§ **Source material**:
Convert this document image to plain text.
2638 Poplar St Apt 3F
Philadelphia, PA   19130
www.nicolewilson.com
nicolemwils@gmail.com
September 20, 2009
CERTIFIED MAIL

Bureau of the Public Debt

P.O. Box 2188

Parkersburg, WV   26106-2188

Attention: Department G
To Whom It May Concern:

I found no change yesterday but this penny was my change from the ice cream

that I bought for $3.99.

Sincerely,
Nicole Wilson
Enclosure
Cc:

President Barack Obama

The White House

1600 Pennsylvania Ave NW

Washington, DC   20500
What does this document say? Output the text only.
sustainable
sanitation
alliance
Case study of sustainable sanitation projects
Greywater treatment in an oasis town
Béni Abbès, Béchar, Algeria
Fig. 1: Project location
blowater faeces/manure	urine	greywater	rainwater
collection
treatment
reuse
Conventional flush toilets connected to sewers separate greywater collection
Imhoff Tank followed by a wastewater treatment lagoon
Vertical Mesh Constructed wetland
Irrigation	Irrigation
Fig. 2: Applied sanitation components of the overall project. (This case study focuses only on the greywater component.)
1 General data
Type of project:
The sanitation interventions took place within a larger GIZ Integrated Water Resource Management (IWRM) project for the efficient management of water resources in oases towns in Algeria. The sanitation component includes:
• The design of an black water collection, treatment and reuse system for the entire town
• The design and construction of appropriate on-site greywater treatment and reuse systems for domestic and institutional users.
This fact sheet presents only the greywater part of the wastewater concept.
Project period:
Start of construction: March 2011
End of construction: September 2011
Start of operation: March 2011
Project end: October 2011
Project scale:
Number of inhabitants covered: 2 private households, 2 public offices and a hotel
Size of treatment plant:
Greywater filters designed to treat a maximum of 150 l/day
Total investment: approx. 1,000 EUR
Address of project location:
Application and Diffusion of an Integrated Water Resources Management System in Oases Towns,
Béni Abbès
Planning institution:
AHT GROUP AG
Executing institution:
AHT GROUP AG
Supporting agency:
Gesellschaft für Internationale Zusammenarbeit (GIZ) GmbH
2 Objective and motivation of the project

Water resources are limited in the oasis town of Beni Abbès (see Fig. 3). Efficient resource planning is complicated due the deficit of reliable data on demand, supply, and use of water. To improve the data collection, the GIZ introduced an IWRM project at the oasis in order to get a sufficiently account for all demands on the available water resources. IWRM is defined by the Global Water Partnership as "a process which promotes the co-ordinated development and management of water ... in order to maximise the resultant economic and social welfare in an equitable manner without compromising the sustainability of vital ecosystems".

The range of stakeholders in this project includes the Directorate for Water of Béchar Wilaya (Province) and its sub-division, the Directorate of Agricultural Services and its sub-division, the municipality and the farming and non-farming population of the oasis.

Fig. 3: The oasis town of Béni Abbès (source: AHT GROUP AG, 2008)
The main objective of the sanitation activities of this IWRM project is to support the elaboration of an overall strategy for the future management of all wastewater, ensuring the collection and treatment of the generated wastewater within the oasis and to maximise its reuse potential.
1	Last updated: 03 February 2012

§ **What you should do**: Return all of the data precisely as it appears.

§ **Written solution**:
Convert this document image to plain text.
2638 Poplar St Apt 3F
Philadelphia, PA   19130
www.nicolewilson.com
nicolemwils@gmail.com
September 20, 2009
CERTIFIED MAIL

Bureau of the Public Debt

P.O. Box 2188

Parkersburg, WV   26106-2188

Attention: Department G
To Whom It May Concern:

I found no change yesterday but this penny was my change from the ice cream

that I bought for $3.99.

Sincerely,
Nicole Wilson
Enclosure
Cc:

President Barack Obama

The White House

1600 Pennsylvania Ave NW

Washington, DC   20500
What does this document say? Output the text only.
sustainable
sanitation
alliance
Case study of sustainable sanitation projects
Greywater treatment in an oasis town
Béni Abbès, Béchar, Algeria
Fig. 1: Project location
blowater faeces/manure	urine	greywater	rainwater
collection
treatment
reuse
Conventional flush toilets connected to sewers separate greywater collection
Imhoff Tank followed by a wastewater treatment lagoon
Vertical Mesh Constructed wetland
Irrigation	Irrigation
Fig. 2: Applied sanitation components of the overall project. (This case study focuses only on the greywater component.)
1 General data
Type of project:
The sanitation interventions took place within a larger GIZ Integrated Water Resource Management (IWRM) project for the efficient management of water resources in oases towns in Algeria. The sanitation component includes:
• The design of an black water collection, treatment and reuse system for the entire town
• The design and construction of appropriate on-site greywater treatment and reuse systems for domestic and institutional users.
This fact sheet presents only the greywater part of the wastewater concept.
Project period:
Start of construction: March 2011
End of construction: September 2011
Start of operation: March 2011
Project end: October 2011
Project scale:
Number of inhabitants covered: 2 private households, 2 public offices and a hotel
Size of treatment plant:
Greywater filters designed to treat a maximum of 150 l/day
Total investment: approx. 1,000 EUR
Address of project location:
Application and Diffusion of an Integrated Water Resources Management System in Oases Towns,
Béni Abbès
Planning institution:
AHT GROUP AG
Executing institution:
AHT GROUP AG
Supporting agency:
Gesellschaft für Internationale Zusammenarbeit (GIZ) GmbH
2 Objective and motivation of the project

Water resources are limited in the oasis town of Beni Abbès (see Fig. 3). Efficient resource planning is complicated due the deficit of reliable data on demand, supply, and use of water. To improve the data collection, the GIZ introduced an IWRM project at the oasis in order to get a sufficiently account for all demands on the available water resources. IWRM is defined by the Global Water Partnership as "a process which promotes the co-ordinated development and management of water ... in order to maximise the resultant economic and social welfare in an equitable manner without compromising the sustainability of vital ecosystems".

The range of stakeholders in this project includes the Directorate for Water of Béchar Wilaya (Province) and its sub-division, the Directorate of Agricultural Services and its sub-division, the municipality and the farming and non-farming population of the oasis.

Fig. 3: The oasis town of Béni Abbès (source: AHT GROUP AG, 2008)
The main objective of the sanitation activities of this IWRM project is to support the elaboration of an overall strategy for the future management of all wastewater, ensuring the collection and treatment of the generated wastewater within the oasis and to maximise its reuse potential.
1	Last updated: 03 February 2012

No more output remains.